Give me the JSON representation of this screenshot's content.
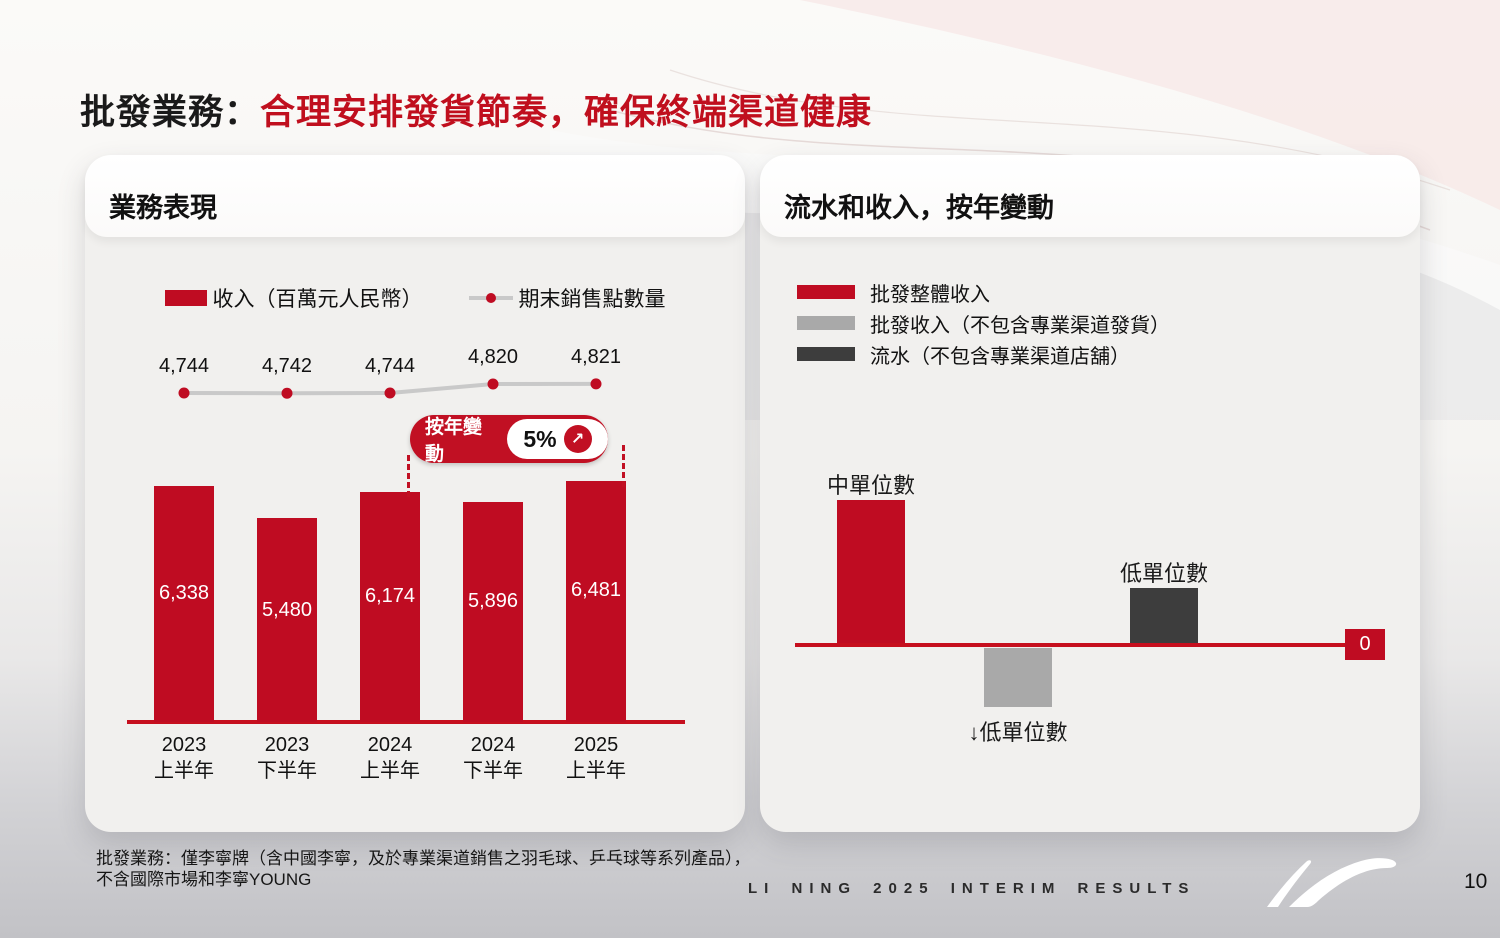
{
  "slide": {
    "title_prefix": "批發業務：",
    "title_highlight": "合理安排發貨節奏，確保終端渠道健康",
    "footnote_line1": "批發業務：僅李寧牌（含中國李寧，及於專業渠道銷售之羽毛球、乒乓球等系列產品），",
    "footnote_line2": "不含國際市場和李寧YOUNG",
    "event_caption": "LI NING 2025 INTERIM RESULTS",
    "page_number": "10"
  },
  "left_panel": {
    "header": "業務表現"
  },
  "right_panel": {
    "header": "流水和收入，按年變動"
  },
  "chart_data": [
    {
      "type": "bar",
      "subtype": "bar-line-combo",
      "title": "業務表現",
      "categories": [
        "2023\n上半年",
        "2023\n下半年",
        "2024\n上半年",
        "2024\n下半年",
        "2025\n上半年"
      ],
      "series": [
        {
          "name": "收入（百萬元人民幣）",
          "chart": "bar",
          "color": "#bf0c22",
          "values": [
            6338,
            5480,
            6174,
            5896,
            6481
          ]
        },
        {
          "name": "期末銷售點數量",
          "chart": "line",
          "color": "#c9c9c9",
          "marker_color": "#bf0c22",
          "values": [
            4744,
            4742,
            4744,
            4820,
            4821
          ]
        }
      ],
      "annotation": {
        "label": "按年變動",
        "value": "5%",
        "icon": "arrow-up-right",
        "connects": [
          "2024 上半年",
          "2025 上半年"
        ]
      },
      "bar_axis_range": [
        0,
        6500
      ],
      "value_labels": "inside-bars",
      "legend_position": "top",
      "grid": "off"
    },
    {
      "type": "bar",
      "title": "流水和收入，按年變動",
      "baseline_label": "0",
      "items": [
        {
          "legend": "批發整體收入",
          "color": "#bf0c22",
          "value_label": "中單位數",
          "value_estimate": 5,
          "label_position": "above"
        },
        {
          "legend": "批發收入（不包含專業渠道發貨）",
          "color": "#a9a9a9",
          "value_label": "↓低單位數",
          "value_estimate": -2,
          "label_position": "below"
        },
        {
          "legend": "流水（不包含專業渠道店舖）",
          "color": "#3d3d3d",
          "value_label": "低單位數",
          "value_estimate": 2,
          "label_position": "above"
        }
      ],
      "legend_position": "top-left",
      "value_axis": "qualitative YoY change",
      "grid": "off"
    }
  ],
  "colors": {
    "brand_red": "#bf0c22",
    "axis_red": "#c60f1e",
    "line_gray": "#c9c9c9",
    "bar_gray": "#a9a9a9",
    "bar_dark": "#3d3d3d",
    "title_red": "#c00f1e"
  }
}
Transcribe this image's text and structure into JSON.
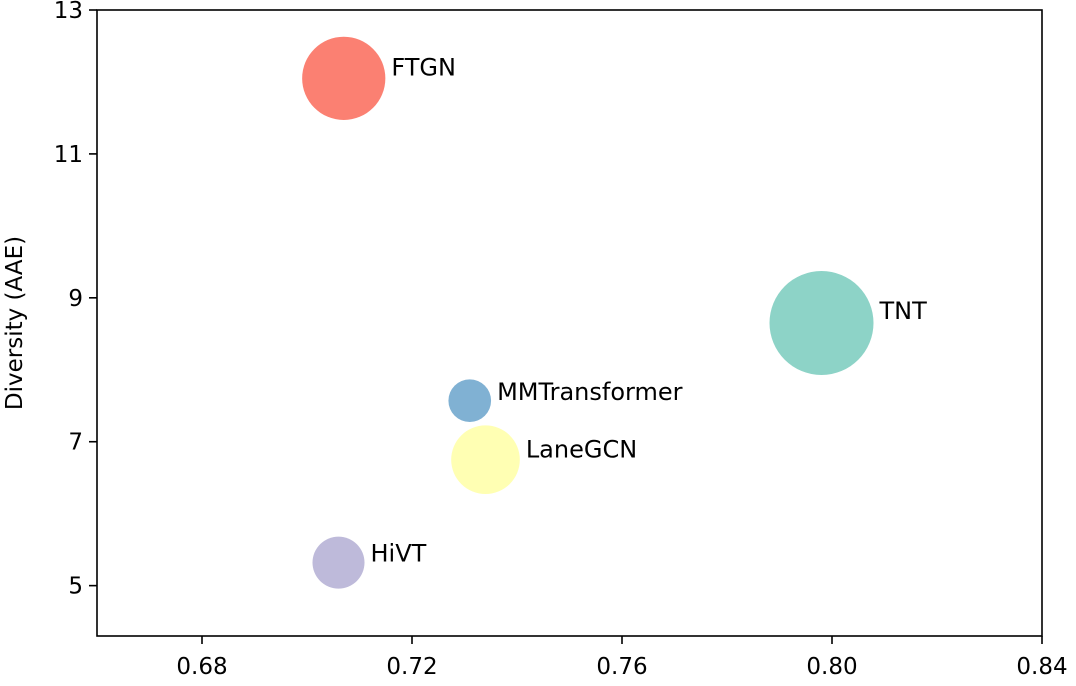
{
  "chart_data": {
    "type": "scatter",
    "title": "",
    "xlabel": "",
    "ylabel": "Diversity (AAE)",
    "xlim": [
      0.66,
      0.84
    ],
    "ylim": [
      4.3,
      13
    ],
    "grid": false,
    "legend": "none",
    "xticks": [
      0.68,
      0.72,
      0.76,
      0.8,
      0.84
    ],
    "xtick_labels": [
      "0.68",
      "0.72",
      "0.76",
      "0.80",
      "0.84"
    ],
    "yticks": [
      5,
      7,
      9,
      11,
      13
    ],
    "ytick_labels": [
      "5",
      "7",
      "9",
      "11",
      "13"
    ],
    "points": [
      {
        "name": "FTGN",
        "x": 0.707,
        "y": 12.05,
        "size": 0.8,
        "color": "#fb8072"
      },
      {
        "name": "TNT",
        "x": 0.798,
        "y": 8.65,
        "size": 1.0,
        "color": "#8dd3c7"
      },
      {
        "name": "MMTransformer",
        "x": 0.731,
        "y": 7.57,
        "size": 0.41,
        "color": "#80b1d3"
      },
      {
        "name": "LaneGCN",
        "x": 0.734,
        "y": 6.75,
        "size": 0.66,
        "color": "#ffffb3"
      },
      {
        "name": "HiVT",
        "x": 0.706,
        "y": 5.32,
        "size": 0.5,
        "color": "#bebada"
      }
    ]
  }
}
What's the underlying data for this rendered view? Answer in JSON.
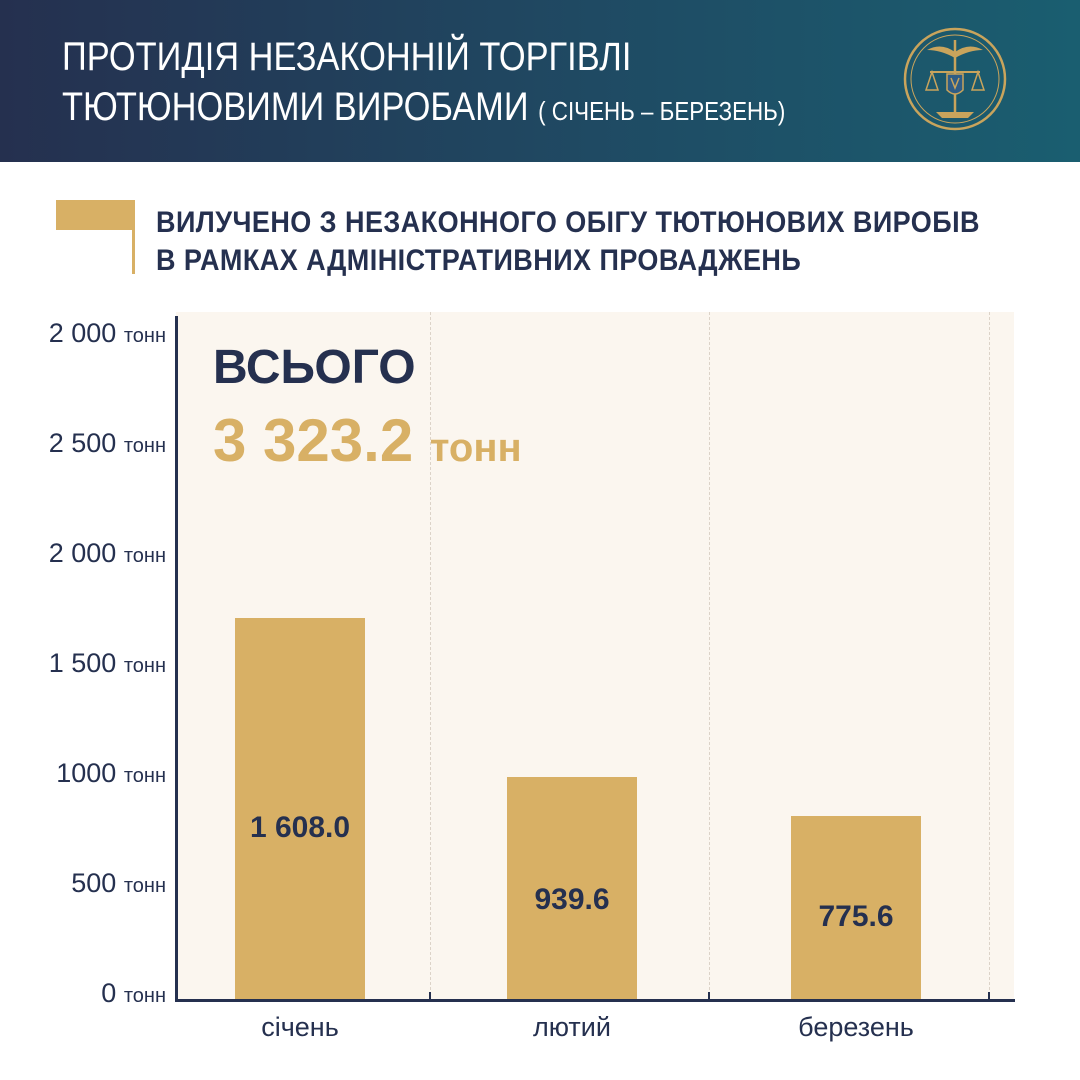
{
  "header": {
    "title_line1": "ПРОТИДІЯ НЕЗАКОННІЙ ТОРГІВЛІ",
    "title_line2": "ТЮТЮНОВИМИ ВИРОБАМИ",
    "period": "( СІЧЕНЬ – БЕРЕЗЕНЬ)",
    "emblem_icon": "customs-emblem-icon"
  },
  "section": {
    "title_line1": "ВИЛУЧЕНО З НЕЗАКОННОГО ОБІГУ ТЮТЮНОВИХ ВИРОБІВ",
    "title_line2": "В РАМКАХ АДМІНІСТРАТИВНИХ ПРОВАДЖЕНЬ"
  },
  "total": {
    "label": "ВСЬОГО",
    "value": "3 323.2",
    "unit": "тонн"
  },
  "colors": {
    "navy": "#25304f",
    "gold": "#d8b065",
    "plot_background": "#fbf6ef"
  },
  "chart_data": {
    "type": "bar",
    "categories": [
      "січень",
      "лютий",
      "березень"
    ],
    "values": [
      1608.0,
      939.6,
      775.6
    ],
    "value_labels": [
      "1 608.0",
      "939.6",
      "775.6"
    ],
    "y_ticks": [
      {
        "number": "2 000",
        "unit": "тонн"
      },
      {
        "number": "2 500",
        "unit": "тонн"
      },
      {
        "number": "2 000",
        "unit": "тонн"
      },
      {
        "number": "1 500",
        "unit": "тонн"
      },
      {
        "number": "1000",
        "unit": "тонн"
      },
      {
        "number": "500",
        "unit": "тонн"
      },
      {
        "number": "0",
        "unit": "тонн"
      }
    ],
    "ylim": [
      0,
      3000
    ],
    "grid": "vertical dashed",
    "title": "",
    "xlabel": "",
    "ylabel": ""
  }
}
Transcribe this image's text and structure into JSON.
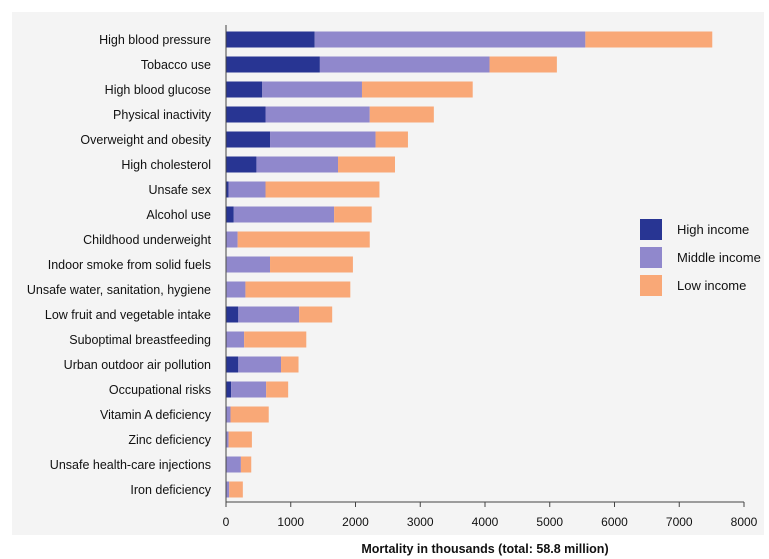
{
  "chart_data": {
    "type": "bar",
    "orientation": "horizontal",
    "stacked": true,
    "categories": [
      "High blood pressure",
      "Tobacco use",
      "High blood glucose",
      "Physical inactivity",
      "Overweight and obesity",
      "High cholesterol",
      "Unsafe sex",
      "Alcohol use",
      "Childhood underweight",
      "Indoor smoke from solid fuels",
      "Unsafe water, sanitation, hygiene",
      "Low fruit and vegetable intake",
      "Suboptimal breastfeeding",
      "Urban outdoor air pollution",
      "Occupational risks",
      "Vitamin A deficiency",
      "Zinc deficiency",
      "Unsafe health-care injections",
      "Iron deficiency"
    ],
    "series": [
      {
        "name": "High income",
        "color": "#283593",
        "values": [
          1370,
          1450,
          560,
          610,
          680,
          470,
          40,
          120,
          0,
          10,
          10,
          190,
          0,
          190,
          80,
          0,
          0,
          0,
          0
        ]
      },
      {
        "name": "Middle income",
        "color": "#9088cc",
        "values": [
          4180,
          2620,
          1540,
          1610,
          1630,
          1260,
          570,
          1550,
          180,
          670,
          290,
          940,
          280,
          660,
          540,
          70,
          40,
          230,
          50
        ]
      },
      {
        "name": "Low income",
        "color": "#f9a877",
        "values": [
          1960,
          1040,
          1710,
          990,
          500,
          880,
          1760,
          580,
          2040,
          1280,
          1620,
          510,
          960,
          270,
          340,
          590,
          360,
          160,
          210
        ]
      }
    ],
    "xlabel": "Mortality in thousands (total: 58.8 million)",
    "xlim": [
      0,
      8000
    ],
    "xticks": [
      0,
      1000,
      2000,
      3000,
      4000,
      5000,
      6000,
      7000,
      8000
    ],
    "grid": false,
    "legend_position": "right"
  }
}
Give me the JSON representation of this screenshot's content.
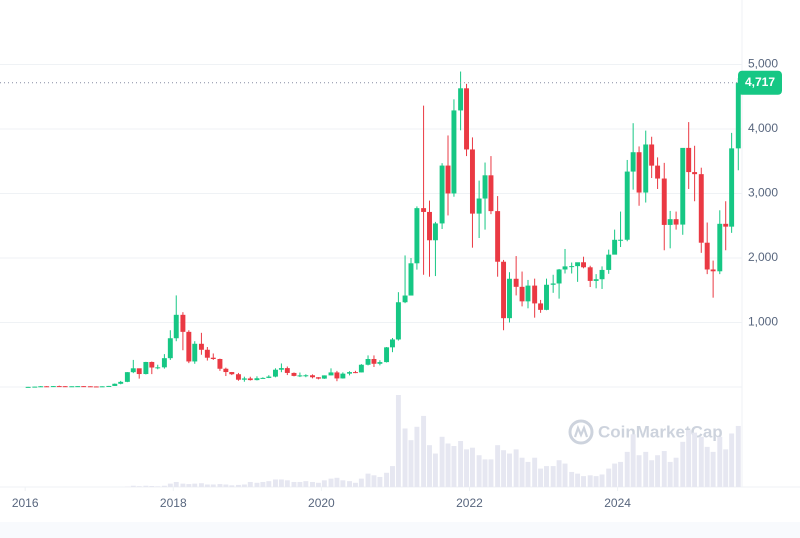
--- --- ---
▸ **Exercise requirements**
Copy each line of the preceding data that contains the string "Unsafe".

▸ **Response to the exercise**
      "Unsafe sex",
      "Unsafe water, sanitation, hygiene",
      "Unsafe health-care injections",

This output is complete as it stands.